**WHAT IS NEEDED**
Echo the records starting at the line that contains "- red-scatter-point: [600, 172, 606, 179]" and ending at the line that contains "- red-scatter-point: [257, 158, 263, 165]", keeping every character unchanged and including both of those lines.

Start

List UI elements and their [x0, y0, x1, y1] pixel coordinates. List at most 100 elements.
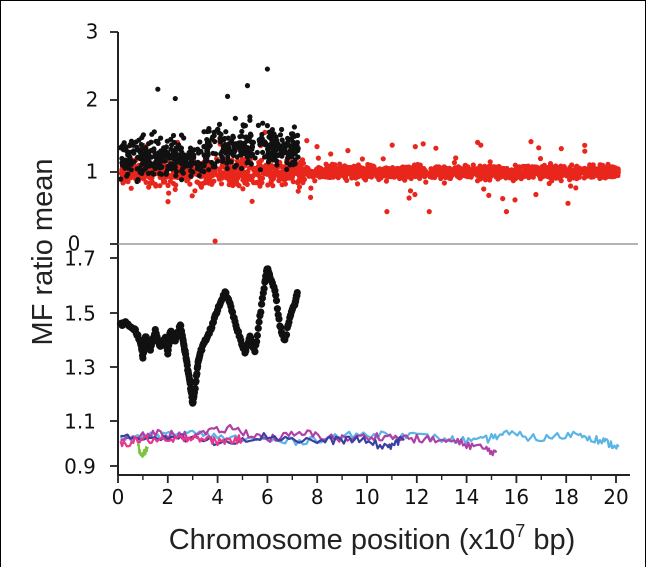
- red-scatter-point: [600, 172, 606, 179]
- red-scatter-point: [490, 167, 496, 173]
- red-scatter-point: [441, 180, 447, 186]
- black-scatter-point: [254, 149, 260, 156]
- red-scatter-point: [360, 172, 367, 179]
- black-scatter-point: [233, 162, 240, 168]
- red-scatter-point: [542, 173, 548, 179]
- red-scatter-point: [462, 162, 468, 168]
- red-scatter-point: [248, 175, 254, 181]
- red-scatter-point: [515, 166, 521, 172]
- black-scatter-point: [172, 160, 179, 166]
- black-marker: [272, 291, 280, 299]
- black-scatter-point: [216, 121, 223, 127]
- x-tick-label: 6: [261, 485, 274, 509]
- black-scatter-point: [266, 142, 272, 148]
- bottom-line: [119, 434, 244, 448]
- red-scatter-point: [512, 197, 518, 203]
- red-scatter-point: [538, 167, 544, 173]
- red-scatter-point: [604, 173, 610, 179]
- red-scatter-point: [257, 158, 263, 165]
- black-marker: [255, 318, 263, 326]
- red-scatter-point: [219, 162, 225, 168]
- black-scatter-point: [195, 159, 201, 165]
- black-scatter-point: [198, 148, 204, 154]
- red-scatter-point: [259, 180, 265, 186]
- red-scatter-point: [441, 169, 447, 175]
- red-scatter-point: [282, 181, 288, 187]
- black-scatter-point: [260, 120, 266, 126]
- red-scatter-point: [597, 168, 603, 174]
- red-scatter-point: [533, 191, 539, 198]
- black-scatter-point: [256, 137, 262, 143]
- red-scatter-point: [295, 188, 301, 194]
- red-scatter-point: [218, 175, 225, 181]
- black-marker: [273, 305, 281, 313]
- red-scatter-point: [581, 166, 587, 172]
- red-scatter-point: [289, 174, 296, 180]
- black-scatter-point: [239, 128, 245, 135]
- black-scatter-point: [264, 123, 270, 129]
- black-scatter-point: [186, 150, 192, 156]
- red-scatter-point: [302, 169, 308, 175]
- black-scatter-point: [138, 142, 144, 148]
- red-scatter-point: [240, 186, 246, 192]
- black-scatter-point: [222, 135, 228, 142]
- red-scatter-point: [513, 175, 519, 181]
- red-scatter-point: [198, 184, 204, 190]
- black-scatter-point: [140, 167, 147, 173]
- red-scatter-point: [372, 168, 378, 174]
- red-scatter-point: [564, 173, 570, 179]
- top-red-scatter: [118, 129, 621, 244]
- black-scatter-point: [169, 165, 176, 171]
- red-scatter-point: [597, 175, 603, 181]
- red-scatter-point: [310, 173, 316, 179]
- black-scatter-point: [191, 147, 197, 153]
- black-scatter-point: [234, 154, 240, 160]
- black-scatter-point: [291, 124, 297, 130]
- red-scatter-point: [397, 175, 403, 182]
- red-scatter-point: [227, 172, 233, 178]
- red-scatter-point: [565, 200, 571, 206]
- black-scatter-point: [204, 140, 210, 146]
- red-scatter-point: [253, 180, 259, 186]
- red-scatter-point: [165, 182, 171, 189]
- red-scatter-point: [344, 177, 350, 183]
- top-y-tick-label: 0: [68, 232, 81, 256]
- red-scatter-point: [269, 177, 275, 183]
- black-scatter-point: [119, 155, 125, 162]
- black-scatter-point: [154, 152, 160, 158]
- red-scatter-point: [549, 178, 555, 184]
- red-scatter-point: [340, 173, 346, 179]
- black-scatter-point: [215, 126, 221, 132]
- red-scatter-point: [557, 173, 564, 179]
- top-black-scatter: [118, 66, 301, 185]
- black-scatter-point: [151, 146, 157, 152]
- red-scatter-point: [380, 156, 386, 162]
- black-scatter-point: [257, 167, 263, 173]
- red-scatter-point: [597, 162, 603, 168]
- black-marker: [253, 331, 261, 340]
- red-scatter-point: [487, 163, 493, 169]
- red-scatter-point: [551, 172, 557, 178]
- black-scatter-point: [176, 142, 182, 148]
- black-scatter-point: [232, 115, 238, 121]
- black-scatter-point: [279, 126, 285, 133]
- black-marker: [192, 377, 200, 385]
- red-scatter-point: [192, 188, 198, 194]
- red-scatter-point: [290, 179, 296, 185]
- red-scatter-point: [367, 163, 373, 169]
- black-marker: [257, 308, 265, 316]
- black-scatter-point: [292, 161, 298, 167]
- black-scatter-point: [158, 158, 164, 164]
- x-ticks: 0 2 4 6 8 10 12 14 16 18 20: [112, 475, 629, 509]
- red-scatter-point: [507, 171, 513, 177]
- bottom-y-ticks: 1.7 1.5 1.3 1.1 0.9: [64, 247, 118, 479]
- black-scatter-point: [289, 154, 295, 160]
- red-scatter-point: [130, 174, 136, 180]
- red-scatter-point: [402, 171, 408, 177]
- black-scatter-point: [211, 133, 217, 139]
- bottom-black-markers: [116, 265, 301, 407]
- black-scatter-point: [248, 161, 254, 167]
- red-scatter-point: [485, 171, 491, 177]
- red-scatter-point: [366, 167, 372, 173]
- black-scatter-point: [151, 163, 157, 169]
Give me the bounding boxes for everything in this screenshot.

End
Start

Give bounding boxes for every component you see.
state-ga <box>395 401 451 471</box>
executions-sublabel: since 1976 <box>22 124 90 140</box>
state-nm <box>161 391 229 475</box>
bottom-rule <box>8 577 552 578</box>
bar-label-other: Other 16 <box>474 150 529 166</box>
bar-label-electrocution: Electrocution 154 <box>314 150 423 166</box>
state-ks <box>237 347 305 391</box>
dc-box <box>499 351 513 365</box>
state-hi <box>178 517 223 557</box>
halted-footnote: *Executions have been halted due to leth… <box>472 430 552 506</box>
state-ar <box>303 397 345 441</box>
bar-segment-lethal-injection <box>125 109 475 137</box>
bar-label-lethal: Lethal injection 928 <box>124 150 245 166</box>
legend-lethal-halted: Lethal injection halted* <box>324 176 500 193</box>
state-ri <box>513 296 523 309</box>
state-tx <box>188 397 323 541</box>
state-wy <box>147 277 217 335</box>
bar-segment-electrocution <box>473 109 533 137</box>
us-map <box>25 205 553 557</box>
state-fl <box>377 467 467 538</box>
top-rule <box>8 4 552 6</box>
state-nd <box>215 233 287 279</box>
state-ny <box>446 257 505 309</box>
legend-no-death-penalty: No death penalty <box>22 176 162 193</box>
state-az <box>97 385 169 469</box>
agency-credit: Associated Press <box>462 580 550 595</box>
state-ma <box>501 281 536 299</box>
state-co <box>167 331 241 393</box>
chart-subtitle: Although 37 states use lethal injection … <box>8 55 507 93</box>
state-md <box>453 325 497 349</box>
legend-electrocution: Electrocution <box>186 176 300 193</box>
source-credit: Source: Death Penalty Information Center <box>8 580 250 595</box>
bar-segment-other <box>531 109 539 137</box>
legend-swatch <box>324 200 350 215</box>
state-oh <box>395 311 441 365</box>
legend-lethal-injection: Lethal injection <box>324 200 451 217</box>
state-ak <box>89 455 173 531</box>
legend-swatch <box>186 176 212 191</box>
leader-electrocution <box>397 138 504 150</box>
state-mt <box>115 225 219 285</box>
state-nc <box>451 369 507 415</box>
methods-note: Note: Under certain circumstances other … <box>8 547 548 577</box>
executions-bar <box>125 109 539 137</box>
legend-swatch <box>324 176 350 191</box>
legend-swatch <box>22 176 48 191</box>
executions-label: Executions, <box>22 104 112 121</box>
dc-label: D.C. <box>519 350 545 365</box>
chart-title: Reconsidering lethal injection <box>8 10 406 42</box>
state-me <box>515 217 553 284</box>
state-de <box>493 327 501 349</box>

End
Start

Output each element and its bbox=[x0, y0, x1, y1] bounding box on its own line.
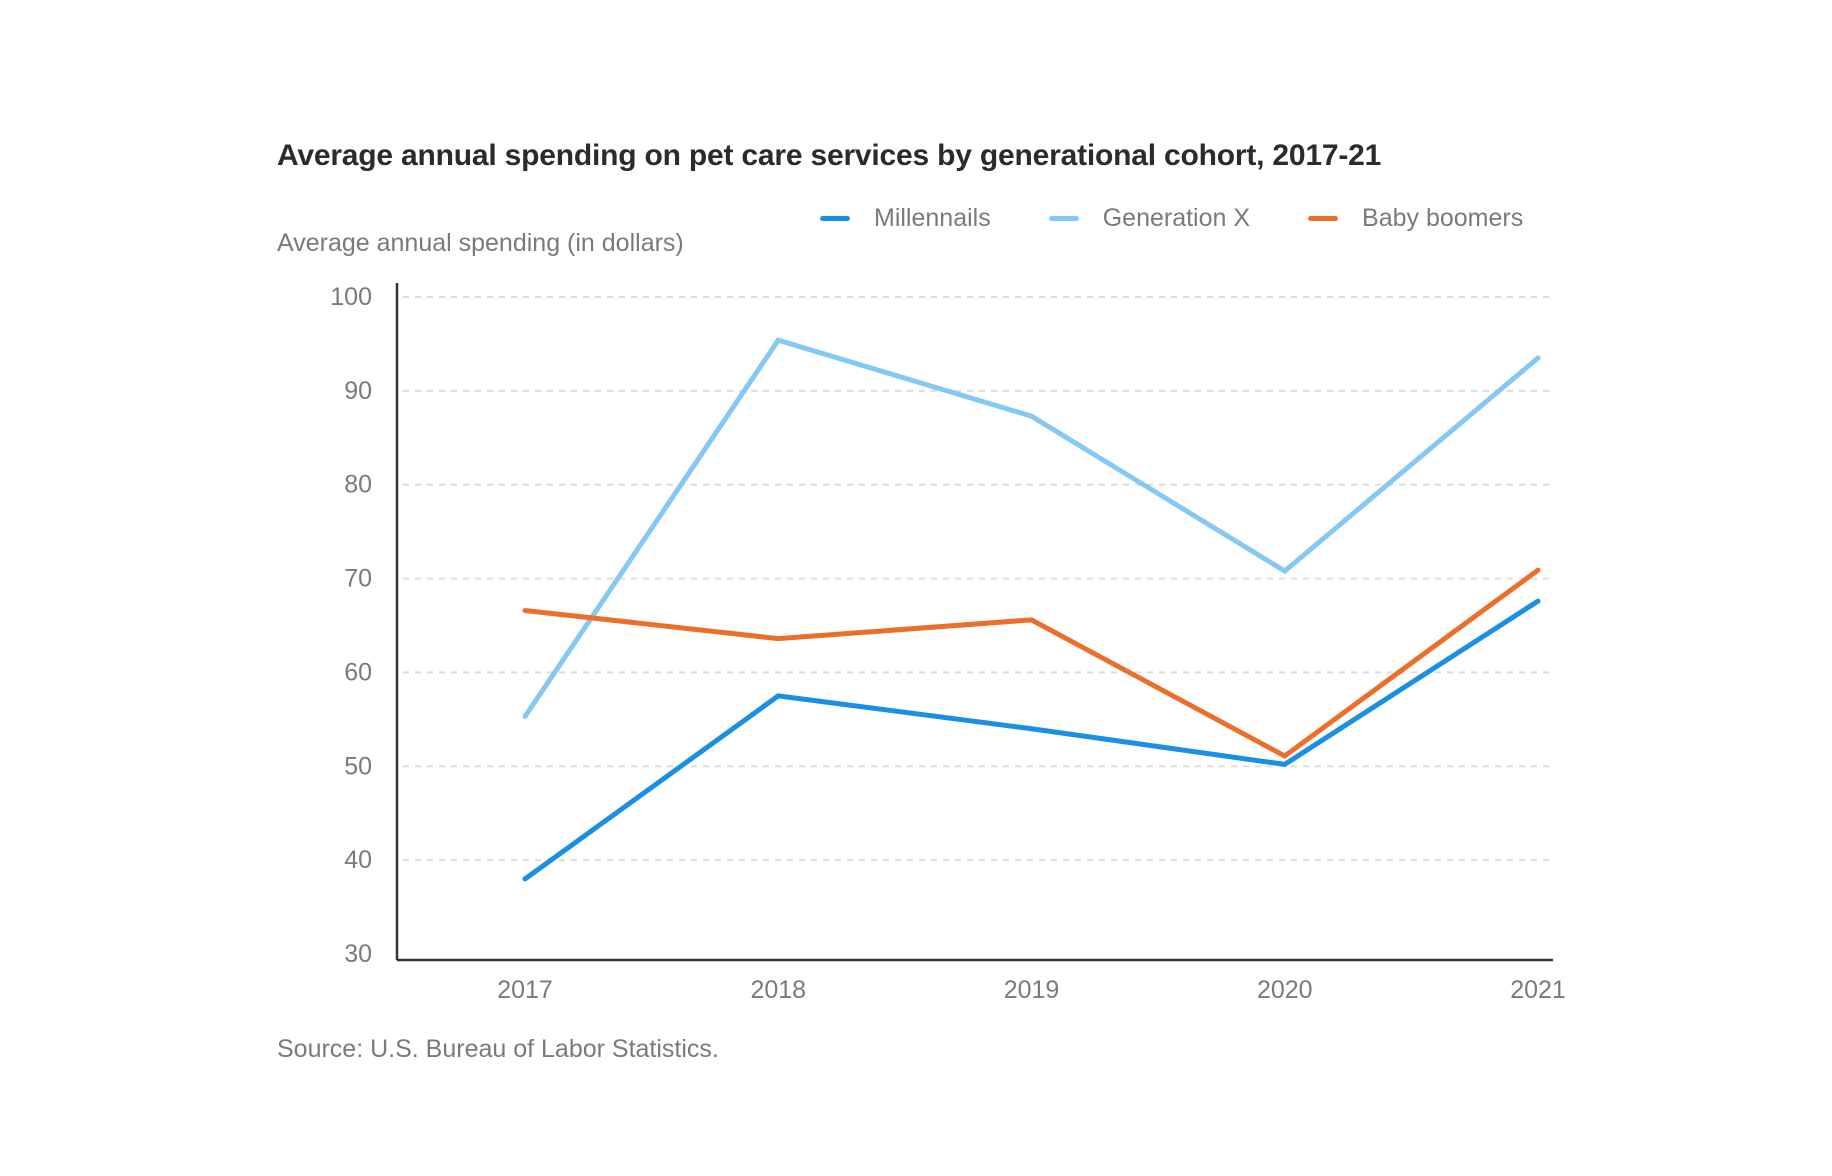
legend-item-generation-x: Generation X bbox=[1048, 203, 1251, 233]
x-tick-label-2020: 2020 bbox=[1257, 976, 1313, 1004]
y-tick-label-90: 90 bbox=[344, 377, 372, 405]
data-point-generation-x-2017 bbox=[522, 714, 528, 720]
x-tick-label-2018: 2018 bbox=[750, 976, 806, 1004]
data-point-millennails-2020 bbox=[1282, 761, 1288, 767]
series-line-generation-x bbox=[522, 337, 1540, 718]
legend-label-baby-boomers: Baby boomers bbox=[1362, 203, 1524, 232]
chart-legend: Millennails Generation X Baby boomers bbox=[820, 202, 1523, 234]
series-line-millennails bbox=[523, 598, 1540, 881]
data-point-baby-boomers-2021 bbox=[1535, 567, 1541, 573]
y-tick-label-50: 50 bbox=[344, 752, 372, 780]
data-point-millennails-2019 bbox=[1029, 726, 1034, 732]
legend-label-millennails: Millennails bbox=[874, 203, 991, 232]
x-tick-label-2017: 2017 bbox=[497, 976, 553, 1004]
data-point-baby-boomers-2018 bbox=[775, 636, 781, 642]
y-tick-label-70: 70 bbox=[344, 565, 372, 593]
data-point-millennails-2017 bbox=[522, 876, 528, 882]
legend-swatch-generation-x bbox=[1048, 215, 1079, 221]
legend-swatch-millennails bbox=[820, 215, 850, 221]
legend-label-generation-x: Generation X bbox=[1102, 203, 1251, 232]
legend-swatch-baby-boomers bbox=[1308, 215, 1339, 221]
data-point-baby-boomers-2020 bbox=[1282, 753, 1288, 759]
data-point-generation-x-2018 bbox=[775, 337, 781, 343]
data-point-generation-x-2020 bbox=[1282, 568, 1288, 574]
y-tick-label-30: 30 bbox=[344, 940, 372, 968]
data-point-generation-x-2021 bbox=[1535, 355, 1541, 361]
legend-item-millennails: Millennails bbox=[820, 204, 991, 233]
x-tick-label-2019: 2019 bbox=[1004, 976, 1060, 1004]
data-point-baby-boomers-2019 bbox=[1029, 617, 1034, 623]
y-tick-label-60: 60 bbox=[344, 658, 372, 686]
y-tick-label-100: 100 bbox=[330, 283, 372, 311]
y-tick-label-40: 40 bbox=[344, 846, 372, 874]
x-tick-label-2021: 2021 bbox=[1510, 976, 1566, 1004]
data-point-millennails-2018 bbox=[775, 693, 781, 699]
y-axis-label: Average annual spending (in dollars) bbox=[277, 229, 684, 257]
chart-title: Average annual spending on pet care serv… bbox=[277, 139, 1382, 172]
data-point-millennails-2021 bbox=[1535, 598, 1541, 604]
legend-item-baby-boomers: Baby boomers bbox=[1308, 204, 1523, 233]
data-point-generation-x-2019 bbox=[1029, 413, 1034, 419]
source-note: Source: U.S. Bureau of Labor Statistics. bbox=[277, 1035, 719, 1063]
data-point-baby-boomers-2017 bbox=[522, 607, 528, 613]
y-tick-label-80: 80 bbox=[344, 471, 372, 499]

End

**RESPONSE**
- red-scatter-point: [600, 172, 606, 179]
- red-scatter-point: [490, 167, 496, 173]
- red-scatter-point: [441, 180, 447, 186]
- black-scatter-point: [254, 149, 260, 156]
- red-scatter-point: [360, 172, 367, 179]
- black-scatter-point: [233, 162, 240, 168]
- red-scatter-point: [542, 173, 548, 179]
- red-scatter-point: [462, 162, 468, 168]
- red-scatter-point: [248, 175, 254, 181]
- red-scatter-point: [515, 166, 521, 172]
- black-scatter-point: [172, 160, 179, 166]
- black-marker: [272, 291, 280, 299]
- black-scatter-point: [216, 121, 223, 127]
- x-tick-label: 6: [261, 485, 274, 509]
- black-scatter-point: [266, 142, 272, 148]
- bottom-line: [119, 434, 244, 448]
- red-scatter-point: [512, 197, 518, 203]
- red-scatter-point: [538, 167, 544, 173]
- red-scatter-point: [604, 173, 610, 179]
- red-scatter-point: [257, 158, 263, 165]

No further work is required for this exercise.